### Quoted text

NEWS AND OPINION:
Analysis/Opinion
Murmurs that the Republicans Party will take over the U.S. Senate have multiplied across the media landscape, though they are accompanied with warnings to the Grand Old Party not to get too grand. Among the many observers that acknowledge in muted terms that the GOP will emerge victorious: The New York Times, The Washington Post and The Huffington Post.
Of course there are holdouts, like Democratic National Committee Chairwoman Debbie Wasserman Schultz, but then again, that’s her job.
“I think we’re going to hold control of the Senate,” she told ABC News, citing the wave of early voting among Democrats in competitive districts.
“Their message isn’t working, and our ground game is whipping their ground game,” countered Republican National Committee Chairman Reince Priebus on the same network in repartee that suggests the pair should become co-hosts of their own political program when done at their current posts.
All that aside, mournful analysts and anchors appear resigned to the idea that the GOP could win the Senate, capping off weeks of coverage that essentially glossed over the impending possibility of Republican victory. A Media Research Center analysis recently revealed that ABC, NBC and CBS aired 159 campaign stories leading up to the midterms in 2006, when the Democrats were sitting rather pretty with their election prospects. This time around, those same networks aired 25 stories, a 6-1 disparity.
“Looking back at 2006, the media weren’t wagging their fingers at Democrats warning that, if they won Congress, it was their job to become responsible partners for then-President George W. Bush. Instead, the media were rejoicing at the idea that an all-Democratic Congress could tie up the Bush administration with subpoenas and even impeachment,” recalls Rich Noyes, research director for the aforementioned center.
“If Republicans win big on Tuesday, a consistent news media would portray it as a rejection of a Democratic Party that’s moved too far to the left. They would argue that, by handing control of the Senate to Republicans, voters were empowering them to investigate the excesses of the Obama administration, and journalists would put the onus on the defeated President Obama to curtail his agenda in favor of cooperation,” Mr. Noyes predicts.
AN ELECTION NIGHT MOTTO
“7 p.m. until VICTORY”
— From the Republican Governors Association’s midterm election night party invitation.
DAYS OF YORE
“Since you have chosen to elect a man with a timber toe to succeed me, you may all go to hell, and I will go to Texas.”
— Davy Crockett, upon losing his re-election to Congress by 252 votes, to constituents and companions at the Union Hotel in Memphis, Tennessee, on Nov. 1, 1835. He eventually settled in San Antonio and was killed during the Battle of the Alamo on March 6, 1836 (from Texas State Historical Society records).

######
### Raw records

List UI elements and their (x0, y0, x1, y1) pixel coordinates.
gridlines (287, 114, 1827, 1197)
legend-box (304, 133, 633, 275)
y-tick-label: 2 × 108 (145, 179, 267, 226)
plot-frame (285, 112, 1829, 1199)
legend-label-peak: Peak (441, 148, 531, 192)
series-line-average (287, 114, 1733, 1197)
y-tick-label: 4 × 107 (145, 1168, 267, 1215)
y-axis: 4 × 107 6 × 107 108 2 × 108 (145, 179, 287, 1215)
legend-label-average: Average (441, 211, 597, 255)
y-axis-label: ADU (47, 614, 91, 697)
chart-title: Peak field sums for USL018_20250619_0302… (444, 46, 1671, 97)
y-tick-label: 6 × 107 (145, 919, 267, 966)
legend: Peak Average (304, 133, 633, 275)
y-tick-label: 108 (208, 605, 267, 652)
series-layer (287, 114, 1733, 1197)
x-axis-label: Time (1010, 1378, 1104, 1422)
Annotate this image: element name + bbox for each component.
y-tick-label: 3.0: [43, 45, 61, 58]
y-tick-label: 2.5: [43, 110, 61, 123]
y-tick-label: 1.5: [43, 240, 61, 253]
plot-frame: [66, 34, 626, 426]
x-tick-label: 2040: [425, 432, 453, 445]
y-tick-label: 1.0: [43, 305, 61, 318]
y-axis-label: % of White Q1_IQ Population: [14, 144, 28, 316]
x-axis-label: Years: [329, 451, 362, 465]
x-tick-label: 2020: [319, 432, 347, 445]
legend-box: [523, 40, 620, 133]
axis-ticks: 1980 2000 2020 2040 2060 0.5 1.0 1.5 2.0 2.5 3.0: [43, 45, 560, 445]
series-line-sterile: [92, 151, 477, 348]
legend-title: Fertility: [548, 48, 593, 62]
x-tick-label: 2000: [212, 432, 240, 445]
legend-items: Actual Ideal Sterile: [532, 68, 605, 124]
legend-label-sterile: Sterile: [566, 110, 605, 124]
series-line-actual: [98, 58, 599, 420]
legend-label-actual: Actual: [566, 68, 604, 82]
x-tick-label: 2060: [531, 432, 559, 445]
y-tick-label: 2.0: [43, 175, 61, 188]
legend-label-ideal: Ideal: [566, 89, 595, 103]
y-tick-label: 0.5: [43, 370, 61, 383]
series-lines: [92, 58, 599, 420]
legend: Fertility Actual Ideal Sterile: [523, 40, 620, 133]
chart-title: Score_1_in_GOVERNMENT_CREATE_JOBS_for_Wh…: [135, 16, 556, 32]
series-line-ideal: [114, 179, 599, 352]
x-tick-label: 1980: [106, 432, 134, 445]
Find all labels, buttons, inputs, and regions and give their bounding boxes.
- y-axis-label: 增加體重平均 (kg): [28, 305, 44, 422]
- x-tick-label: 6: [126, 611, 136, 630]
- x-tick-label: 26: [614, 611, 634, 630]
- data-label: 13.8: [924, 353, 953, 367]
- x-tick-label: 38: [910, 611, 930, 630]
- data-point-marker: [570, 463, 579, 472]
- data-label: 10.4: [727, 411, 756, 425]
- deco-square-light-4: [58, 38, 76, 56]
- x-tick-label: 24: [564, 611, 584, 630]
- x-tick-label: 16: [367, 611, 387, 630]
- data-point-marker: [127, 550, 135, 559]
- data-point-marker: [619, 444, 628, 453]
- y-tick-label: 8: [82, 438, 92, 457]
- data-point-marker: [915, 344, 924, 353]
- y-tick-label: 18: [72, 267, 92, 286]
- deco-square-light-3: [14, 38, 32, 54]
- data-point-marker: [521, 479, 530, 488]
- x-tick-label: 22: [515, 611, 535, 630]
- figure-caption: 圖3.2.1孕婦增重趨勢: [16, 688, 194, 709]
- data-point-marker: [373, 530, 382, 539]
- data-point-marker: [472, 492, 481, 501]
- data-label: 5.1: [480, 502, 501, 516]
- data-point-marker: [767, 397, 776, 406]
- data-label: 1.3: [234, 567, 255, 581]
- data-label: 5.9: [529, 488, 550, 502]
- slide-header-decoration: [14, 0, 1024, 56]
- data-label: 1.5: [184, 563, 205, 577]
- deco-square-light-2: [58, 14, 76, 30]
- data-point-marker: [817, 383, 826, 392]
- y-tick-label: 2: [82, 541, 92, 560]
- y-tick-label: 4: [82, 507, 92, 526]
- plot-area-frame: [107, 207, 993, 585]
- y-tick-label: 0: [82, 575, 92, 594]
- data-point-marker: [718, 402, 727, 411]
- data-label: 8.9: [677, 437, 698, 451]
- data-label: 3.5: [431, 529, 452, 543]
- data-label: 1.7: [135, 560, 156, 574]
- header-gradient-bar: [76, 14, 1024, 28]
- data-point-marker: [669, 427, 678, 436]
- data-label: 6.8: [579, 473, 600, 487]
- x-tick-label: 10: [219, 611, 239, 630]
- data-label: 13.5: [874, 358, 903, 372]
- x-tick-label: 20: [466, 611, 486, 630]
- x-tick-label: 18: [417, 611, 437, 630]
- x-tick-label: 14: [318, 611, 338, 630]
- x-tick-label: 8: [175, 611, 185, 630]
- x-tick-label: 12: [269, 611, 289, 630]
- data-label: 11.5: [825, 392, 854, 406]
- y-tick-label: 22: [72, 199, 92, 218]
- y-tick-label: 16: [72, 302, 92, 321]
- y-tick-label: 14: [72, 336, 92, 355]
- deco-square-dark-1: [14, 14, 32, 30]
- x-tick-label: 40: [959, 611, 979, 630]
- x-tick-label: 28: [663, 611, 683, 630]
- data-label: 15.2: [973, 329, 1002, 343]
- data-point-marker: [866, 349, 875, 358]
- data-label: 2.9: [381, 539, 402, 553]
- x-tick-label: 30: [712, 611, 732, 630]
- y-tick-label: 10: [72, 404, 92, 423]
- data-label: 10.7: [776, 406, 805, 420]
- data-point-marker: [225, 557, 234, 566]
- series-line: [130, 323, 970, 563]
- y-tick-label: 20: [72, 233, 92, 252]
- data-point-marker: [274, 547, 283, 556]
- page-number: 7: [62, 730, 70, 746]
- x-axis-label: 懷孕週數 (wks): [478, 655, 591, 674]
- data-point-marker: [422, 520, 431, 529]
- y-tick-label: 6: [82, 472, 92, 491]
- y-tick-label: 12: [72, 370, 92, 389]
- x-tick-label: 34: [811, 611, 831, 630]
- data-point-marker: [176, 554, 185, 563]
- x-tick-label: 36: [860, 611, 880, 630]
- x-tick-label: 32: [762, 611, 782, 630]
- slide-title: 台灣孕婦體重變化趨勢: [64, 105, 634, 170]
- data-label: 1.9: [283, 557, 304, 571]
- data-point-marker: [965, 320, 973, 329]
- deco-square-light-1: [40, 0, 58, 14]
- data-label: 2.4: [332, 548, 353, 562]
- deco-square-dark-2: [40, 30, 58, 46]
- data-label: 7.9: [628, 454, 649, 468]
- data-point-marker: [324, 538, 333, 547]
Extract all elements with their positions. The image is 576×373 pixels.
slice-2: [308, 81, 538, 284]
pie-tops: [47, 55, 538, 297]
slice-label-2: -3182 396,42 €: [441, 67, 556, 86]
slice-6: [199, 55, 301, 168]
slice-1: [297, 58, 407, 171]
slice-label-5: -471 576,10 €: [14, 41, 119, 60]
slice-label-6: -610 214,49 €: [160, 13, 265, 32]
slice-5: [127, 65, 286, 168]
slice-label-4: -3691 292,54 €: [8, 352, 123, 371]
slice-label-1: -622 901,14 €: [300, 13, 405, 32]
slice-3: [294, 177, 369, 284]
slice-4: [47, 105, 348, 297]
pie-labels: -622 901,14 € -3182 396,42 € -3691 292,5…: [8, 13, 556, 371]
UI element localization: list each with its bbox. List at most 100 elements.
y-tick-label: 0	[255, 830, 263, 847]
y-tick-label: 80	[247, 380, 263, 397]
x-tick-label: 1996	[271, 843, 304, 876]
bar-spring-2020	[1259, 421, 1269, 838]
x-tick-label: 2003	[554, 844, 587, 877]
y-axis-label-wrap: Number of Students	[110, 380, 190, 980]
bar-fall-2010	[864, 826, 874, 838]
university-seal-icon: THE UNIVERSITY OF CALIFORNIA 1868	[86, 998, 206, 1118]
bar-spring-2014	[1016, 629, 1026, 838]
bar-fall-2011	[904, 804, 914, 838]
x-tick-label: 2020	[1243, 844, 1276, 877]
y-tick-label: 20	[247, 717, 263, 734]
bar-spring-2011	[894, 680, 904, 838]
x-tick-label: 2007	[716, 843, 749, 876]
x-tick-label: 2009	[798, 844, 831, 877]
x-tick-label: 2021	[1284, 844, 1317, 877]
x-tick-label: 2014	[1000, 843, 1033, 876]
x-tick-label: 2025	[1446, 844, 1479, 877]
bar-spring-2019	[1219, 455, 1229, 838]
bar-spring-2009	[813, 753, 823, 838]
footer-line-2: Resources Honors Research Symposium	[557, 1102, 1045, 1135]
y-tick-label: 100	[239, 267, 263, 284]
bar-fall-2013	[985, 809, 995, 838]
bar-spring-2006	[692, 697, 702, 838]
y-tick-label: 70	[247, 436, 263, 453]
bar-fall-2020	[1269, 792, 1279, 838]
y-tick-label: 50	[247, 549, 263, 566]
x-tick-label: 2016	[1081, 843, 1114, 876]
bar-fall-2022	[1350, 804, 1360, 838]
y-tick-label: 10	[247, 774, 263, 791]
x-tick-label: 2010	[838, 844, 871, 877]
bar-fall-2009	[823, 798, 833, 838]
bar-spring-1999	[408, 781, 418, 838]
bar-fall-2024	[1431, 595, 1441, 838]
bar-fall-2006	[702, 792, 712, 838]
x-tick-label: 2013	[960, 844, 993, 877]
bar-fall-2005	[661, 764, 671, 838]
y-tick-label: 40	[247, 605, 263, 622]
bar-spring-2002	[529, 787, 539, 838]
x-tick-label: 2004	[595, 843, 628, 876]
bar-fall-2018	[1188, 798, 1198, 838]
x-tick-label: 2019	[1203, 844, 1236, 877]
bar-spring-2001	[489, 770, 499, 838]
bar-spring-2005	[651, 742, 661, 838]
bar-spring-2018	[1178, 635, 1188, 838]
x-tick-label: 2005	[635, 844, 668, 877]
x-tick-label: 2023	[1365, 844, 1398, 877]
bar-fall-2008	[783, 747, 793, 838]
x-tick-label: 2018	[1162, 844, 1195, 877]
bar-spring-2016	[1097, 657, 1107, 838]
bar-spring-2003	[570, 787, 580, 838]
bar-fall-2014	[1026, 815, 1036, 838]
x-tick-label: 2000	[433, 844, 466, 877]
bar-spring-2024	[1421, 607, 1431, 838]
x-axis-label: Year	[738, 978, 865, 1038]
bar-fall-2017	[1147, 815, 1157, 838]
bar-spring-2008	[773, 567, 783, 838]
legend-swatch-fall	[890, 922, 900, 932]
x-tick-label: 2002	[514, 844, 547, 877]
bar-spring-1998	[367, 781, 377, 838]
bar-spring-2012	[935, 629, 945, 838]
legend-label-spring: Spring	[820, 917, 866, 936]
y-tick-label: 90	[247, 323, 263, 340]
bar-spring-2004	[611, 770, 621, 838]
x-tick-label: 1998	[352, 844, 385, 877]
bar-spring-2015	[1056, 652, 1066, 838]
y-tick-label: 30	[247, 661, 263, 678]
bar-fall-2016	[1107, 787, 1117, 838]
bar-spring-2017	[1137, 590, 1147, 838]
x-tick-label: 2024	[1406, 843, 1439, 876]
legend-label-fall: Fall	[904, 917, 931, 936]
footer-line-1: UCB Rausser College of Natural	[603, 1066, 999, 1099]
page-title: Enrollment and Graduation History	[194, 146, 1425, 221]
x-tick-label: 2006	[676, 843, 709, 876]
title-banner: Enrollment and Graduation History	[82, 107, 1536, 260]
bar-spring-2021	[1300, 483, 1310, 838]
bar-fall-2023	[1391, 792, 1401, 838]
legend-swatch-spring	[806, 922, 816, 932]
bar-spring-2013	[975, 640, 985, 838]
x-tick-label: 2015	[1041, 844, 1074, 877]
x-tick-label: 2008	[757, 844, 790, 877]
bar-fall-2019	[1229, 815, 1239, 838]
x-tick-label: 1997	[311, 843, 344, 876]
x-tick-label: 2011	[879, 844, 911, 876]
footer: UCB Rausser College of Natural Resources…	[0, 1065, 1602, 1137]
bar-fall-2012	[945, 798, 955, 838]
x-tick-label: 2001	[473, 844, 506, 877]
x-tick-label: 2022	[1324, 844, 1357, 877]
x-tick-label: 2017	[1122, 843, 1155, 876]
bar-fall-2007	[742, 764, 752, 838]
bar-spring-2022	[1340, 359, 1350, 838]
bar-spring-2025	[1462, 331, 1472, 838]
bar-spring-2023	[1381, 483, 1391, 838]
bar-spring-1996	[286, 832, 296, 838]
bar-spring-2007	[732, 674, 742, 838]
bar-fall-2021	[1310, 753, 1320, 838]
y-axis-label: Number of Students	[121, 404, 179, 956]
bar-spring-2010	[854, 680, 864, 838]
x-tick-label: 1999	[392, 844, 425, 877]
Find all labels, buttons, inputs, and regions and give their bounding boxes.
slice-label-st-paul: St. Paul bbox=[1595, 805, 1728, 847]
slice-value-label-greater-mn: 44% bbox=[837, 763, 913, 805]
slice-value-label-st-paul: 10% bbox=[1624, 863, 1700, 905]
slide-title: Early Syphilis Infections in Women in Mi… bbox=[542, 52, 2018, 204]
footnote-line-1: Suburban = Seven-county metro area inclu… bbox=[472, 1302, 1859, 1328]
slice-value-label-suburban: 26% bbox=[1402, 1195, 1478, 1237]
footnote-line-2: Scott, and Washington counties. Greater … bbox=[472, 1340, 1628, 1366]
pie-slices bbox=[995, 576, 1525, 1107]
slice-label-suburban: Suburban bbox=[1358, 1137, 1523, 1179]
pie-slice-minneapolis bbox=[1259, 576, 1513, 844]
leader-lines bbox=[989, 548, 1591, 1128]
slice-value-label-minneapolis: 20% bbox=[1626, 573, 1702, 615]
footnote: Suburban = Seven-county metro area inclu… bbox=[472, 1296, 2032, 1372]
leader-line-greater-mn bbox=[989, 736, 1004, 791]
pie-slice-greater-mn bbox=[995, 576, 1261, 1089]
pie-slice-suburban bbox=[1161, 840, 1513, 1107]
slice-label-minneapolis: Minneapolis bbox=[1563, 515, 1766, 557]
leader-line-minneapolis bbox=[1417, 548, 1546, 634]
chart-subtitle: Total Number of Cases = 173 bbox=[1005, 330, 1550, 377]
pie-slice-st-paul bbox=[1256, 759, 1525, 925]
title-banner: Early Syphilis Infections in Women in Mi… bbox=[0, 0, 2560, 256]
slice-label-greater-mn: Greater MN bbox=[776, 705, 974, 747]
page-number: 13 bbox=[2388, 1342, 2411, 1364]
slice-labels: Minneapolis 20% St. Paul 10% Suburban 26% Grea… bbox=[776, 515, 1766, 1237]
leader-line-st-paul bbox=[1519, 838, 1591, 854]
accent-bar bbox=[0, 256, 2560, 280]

######

• _Goal 1_
Copy the records from their first line through the line containing "legend-title: Fertility: [548, 48, 593, 62]", including both of those lines.
• _Goal 2_
Continue the column on media coverage of the midterm Senate race from where it stops.

• _Final result 1_
List UI elements and their (x0, y0, x1, y1) pixel coordinates.
gridlines (287, 114, 1827, 1197)
legend-box (304, 133, 633, 275)
y-tick-label: 2 × 108 (145, 179, 267, 226)
plot-frame (285, 112, 1829, 1199)
legend-label-peak: Peak (441, 148, 531, 192)
series-line-average (287, 114, 1733, 1197)
y-tick-label: 4 × 107 (145, 1168, 267, 1215)
y-axis: 4 × 107 6 × 107 108 2 × 108 (145, 179, 287, 1215)
legend-label-average: Average (441, 211, 597, 255)
y-axis-label: ADU (47, 614, 91, 697)
chart-title: Peak field sums for USL018_20250619_0302… (444, 46, 1671, 97)
y-tick-label: 6 × 107 (145, 919, 267, 966)
legend: Peak Average (304, 133, 633, 275)
y-tick-label: 108 (208, 605, 267, 652)
series-layer (287, 114, 1733, 1197)
x-axis-label: Time (1010, 1378, 1104, 1422)
Annotate this image: element name + bbox for each component.
y-tick-label: 3.0: [43, 45, 61, 58]
y-tick-label: 2.5: [43, 110, 61, 123]
y-tick-label: 1.5: [43, 240, 61, 253]
plot-frame: [66, 34, 626, 426]
x-tick-label: 2040: [425, 432, 453, 445]
y-tick-label: 1.0: [43, 305, 61, 318]
y-axis-label: % of White Q1_IQ Population: [14, 144, 28, 316]
x-axis-label: Years: [329, 451, 362, 465]
x-tick-label: 2020: [319, 432, 347, 445]
legend-box: [523, 40, 620, 133]
axis-ticks: 1980 2000 2020 2040 2060 0.5 1.0 1.5 2.0 2.5 3.0: [43, 45, 560, 445]
series-line-sterile: [92, 151, 477, 348]
legend-title: Fertility: [548, 48, 593, 62]

• _Final result 2_
THE PLATINUM-PLATED ELECTION
Yes, the cost of the midterm elections are in the record-breaking, billion-dollar realm. Tallying the total is a very tricky business, however. The Center for Responsive Politics previously estimated the 2014 election cycle would weigh in as a $4 billion event but have since tweaked the figure. The watchdog group considered some recently revealed disclosures and adjusted their projection models, now predicting the cost to run to about $3.67 billion — just inching by the cost of the 2010 midterm elections, which cost $3.63 billion.
“That figure takes into account only spending disclosed to the Federal Election Commission and does not include funds spent early in the cycle — more than 30 days before a primary or 60 days before Nov. 4 — by outside groups on so-called issue ads that don’t ask the public to vote one way or another, or on certain other activities,” reports analysts Viveca Novak and Russ Choma. “There is no reliable accounting of such unreported spending, but we estimate it is likely well over $100 million.”
Runoffs that could drag into January could also increase the price tag, they say. And the party breakdown?
“Team Red (all Republican candidates, parties, committees and conservative outside groups) will spend $1.75 billion on this election. Team Blue (all Democratic candidates, parties, committees and liberal outside groups) will spend a total of $1.64 billion — still a significant amount, but definitively less than the conservative side,” the analysts report.
PROTECTING THE VOTER SELFIE
Is it better to wear the cute little “I voted” tag or take a snappy selfie in the poll booth with a completed ballot and post it somewhere? That’s a quandary in New Hampshire, where a 40-year-old election law has been updated to prohibit voters from taking a photo of themselves holding a marked ballot and then sharing it via social media. Violators can receive a $1,000 fine.
The American Civil Liberties Union, however, will have none of it, and has filed a First Amendment lawsuit challenging the Granite State ban.
“There is no more potent way to communicate one’s support for a candidate than to voluntarily display a photograph of one’s marked ballot depicting one’s vote for that candidate,” the group states in their document. “What this law ignores is that displaying a photograph of a marked ballot on the Internet is a powerful form of political speech that conveys various constitutionally protected messages that have no relationship to vote buying or voter coercion.”
And one person who’s already shared his ballot: State Rep. Leon H. Rideout, a conservative Republican from the 7th District, who tweeted out the local primary ballot in early September, telling his followers “vote in 2014.”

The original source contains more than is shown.